Short exercise: Could you repeat the records below exactly, leaving out any pictures?

+--

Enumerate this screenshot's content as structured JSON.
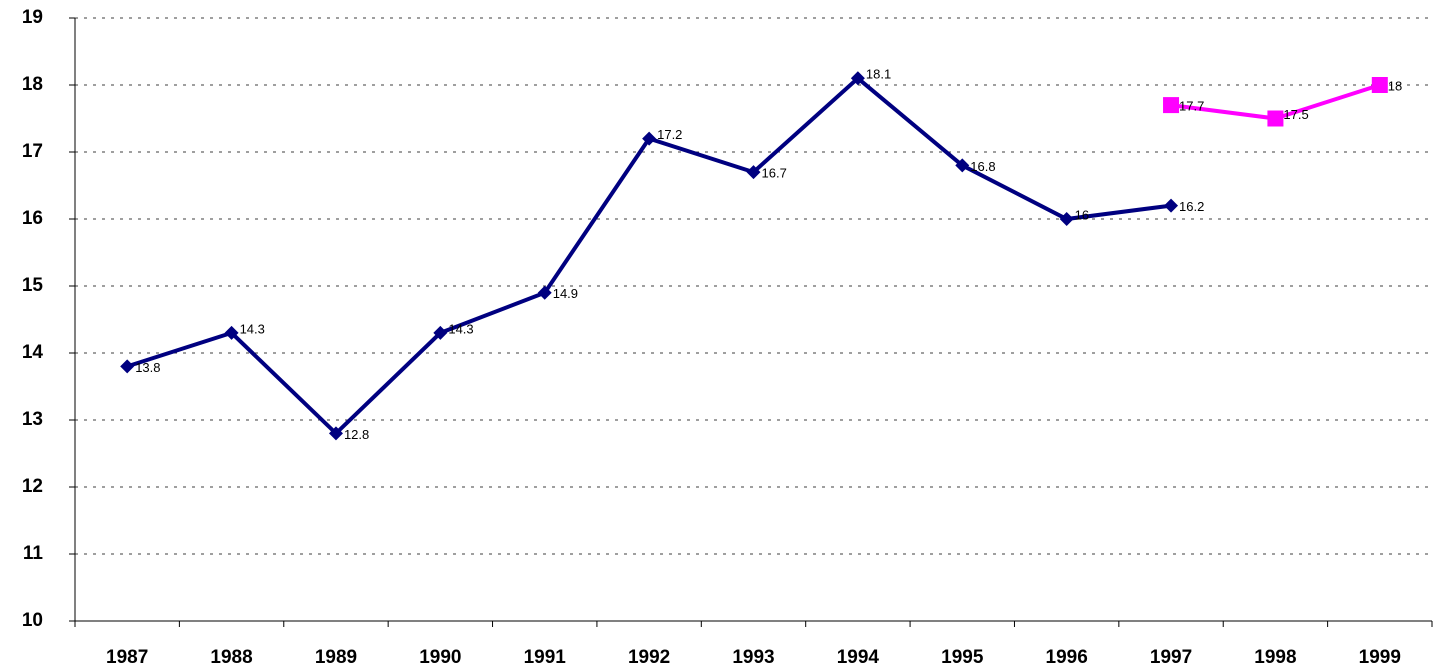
{
  "chart_data": {
    "type": "line",
    "categories": [
      "1987",
      "1988",
      "1989",
      "1990",
      "1991",
      "1992",
      "1993",
      "1994",
      "1995",
      "1996",
      "1997",
      "1998",
      "1999"
    ],
    "series": [
      {
        "color": "#000080",
        "marker": "diamond",
        "values": [
          13.8,
          14.3,
          12.8,
          14.3,
          14.9,
          17.2,
          16.7,
          18.1,
          16.8,
          16,
          16.2,
          null,
          null
        ]
      },
      {
        "color": "#ff00ff",
        "marker": "square",
        "values": [
          null,
          null,
          null,
          null,
          null,
          null,
          null,
          null,
          null,
          null,
          17.7,
          17.5,
          18
        ]
      }
    ],
    "ylim": [
      10,
      19
    ],
    "yticks": [
      10,
      11,
      12,
      13,
      14,
      15,
      16,
      17,
      18,
      19
    ],
    "grid": true,
    "data_labels": true
  }
}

+--

Solution to this exercise:
Enumerate this screenshot's content as structured JSON.
{
  "chart_data": {
    "type": "line",
    "categories": [
      "1987",
      "1988",
      "1989",
      "1990",
      "1991",
      "1992",
      "1993",
      "1994",
      "1995",
      "1996",
      "1997",
      "1998",
      "1999"
    ],
    "series": [
      {
        "color": "#000080",
        "marker": "diamond",
        "values": [
          13.8,
          14.3,
          12.8,
          14.3,
          14.9,
          17.2,
          16.7,
          18.1,
          16.8,
          16,
          16.2,
          null,
          null
        ]
      },
      {
        "color": "#ff00ff",
        "marker": "square",
        "values": [
          null,
          null,
          null,
          null,
          null,
          null,
          null,
          null,
          null,
          null,
          17.7,
          17.5,
          18
        ]
      }
    ],
    "ylim": [
      10,
      19
    ],
    "yticks": [
      10,
      11,
      12,
      13,
      14,
      15,
      16,
      17,
      18,
      19
    ],
    "grid": true,
    "data_labels": true
  }
}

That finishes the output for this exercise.